## INSTRUCTION
Look through the listing and locate every line containing the word "caliper"; copy those lines.

Records from a data collection:
-- start --

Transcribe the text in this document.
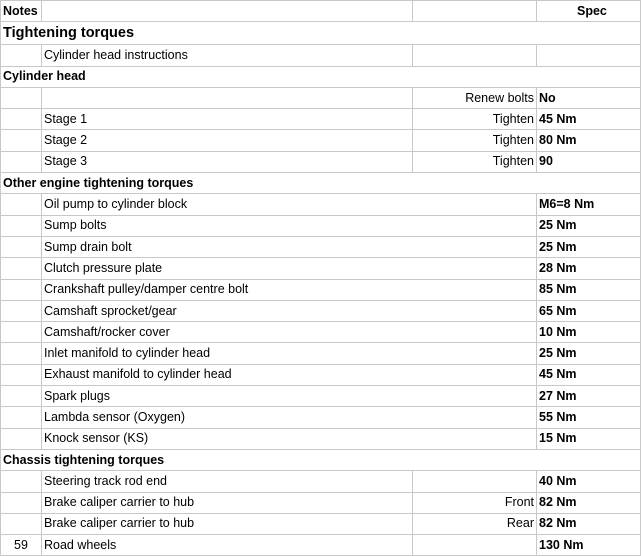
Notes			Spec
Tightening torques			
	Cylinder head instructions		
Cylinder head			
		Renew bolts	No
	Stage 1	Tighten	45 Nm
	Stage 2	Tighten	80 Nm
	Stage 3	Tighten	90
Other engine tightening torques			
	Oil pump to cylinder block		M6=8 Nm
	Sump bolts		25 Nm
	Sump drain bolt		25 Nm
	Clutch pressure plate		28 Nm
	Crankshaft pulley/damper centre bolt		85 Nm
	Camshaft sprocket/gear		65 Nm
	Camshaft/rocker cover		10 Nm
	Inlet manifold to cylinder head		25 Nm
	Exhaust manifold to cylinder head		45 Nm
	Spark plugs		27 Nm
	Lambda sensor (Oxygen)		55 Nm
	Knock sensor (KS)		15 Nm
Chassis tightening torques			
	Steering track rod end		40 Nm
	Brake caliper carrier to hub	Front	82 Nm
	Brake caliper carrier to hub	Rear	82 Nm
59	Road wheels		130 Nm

-- end --
-- start --

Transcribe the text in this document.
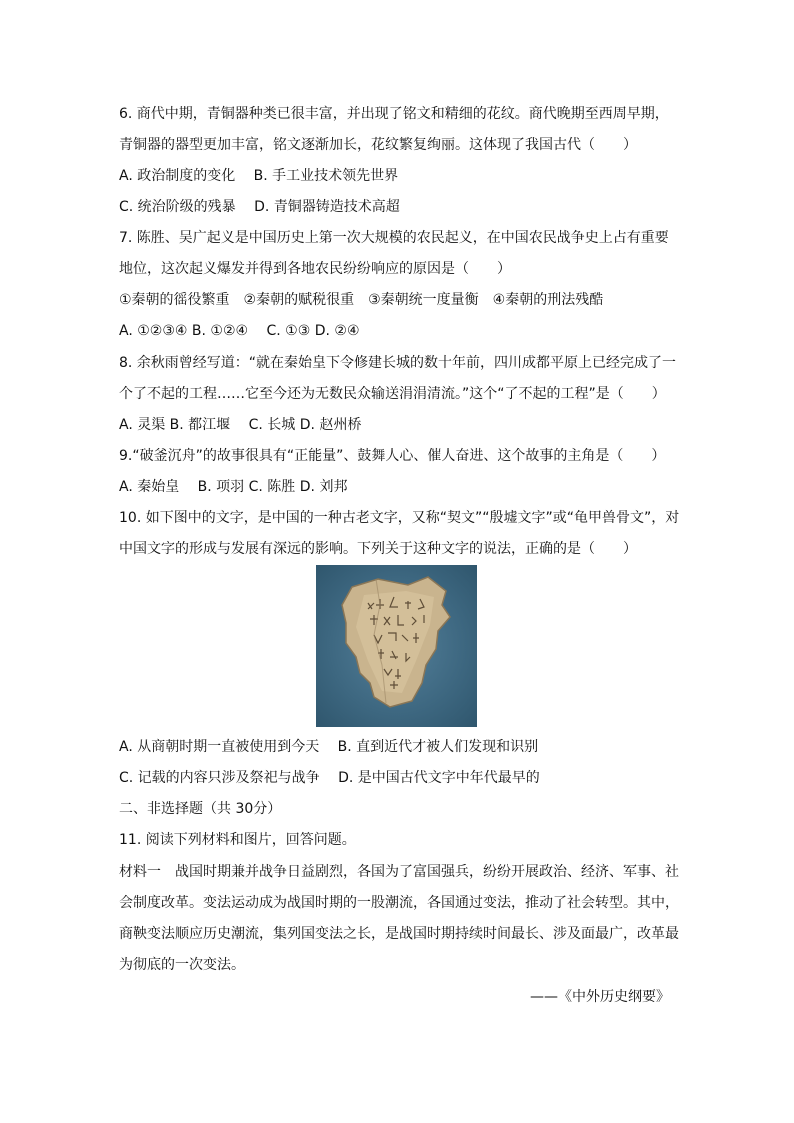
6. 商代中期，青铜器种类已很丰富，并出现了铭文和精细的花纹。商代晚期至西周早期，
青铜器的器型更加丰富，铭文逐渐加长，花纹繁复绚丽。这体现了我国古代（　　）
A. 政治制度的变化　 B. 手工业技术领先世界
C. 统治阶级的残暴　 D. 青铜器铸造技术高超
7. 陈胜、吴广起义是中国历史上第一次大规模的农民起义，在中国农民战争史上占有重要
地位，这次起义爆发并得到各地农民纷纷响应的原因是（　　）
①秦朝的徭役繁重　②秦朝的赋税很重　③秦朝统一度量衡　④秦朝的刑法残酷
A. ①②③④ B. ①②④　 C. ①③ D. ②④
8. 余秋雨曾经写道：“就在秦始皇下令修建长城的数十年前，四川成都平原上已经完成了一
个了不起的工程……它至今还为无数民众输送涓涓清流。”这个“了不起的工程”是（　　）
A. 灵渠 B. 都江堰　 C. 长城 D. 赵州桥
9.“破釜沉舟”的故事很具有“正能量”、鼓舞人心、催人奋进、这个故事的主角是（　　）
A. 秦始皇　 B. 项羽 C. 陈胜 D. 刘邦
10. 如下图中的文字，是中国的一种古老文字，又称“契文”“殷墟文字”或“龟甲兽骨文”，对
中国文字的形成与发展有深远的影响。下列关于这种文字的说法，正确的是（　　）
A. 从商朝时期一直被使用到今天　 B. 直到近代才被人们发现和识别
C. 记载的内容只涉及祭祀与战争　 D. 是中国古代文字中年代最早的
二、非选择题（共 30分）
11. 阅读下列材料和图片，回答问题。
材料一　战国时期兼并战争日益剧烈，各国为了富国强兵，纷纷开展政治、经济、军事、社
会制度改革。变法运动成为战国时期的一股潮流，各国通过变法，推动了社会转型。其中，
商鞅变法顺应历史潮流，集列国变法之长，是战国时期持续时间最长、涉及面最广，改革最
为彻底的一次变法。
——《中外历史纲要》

-- end --

## RIGHT ANSWER
	Brake caliper carrier to hub	Front	82 Nm
	Brake caliper carrier to hub	Rear	82 Nm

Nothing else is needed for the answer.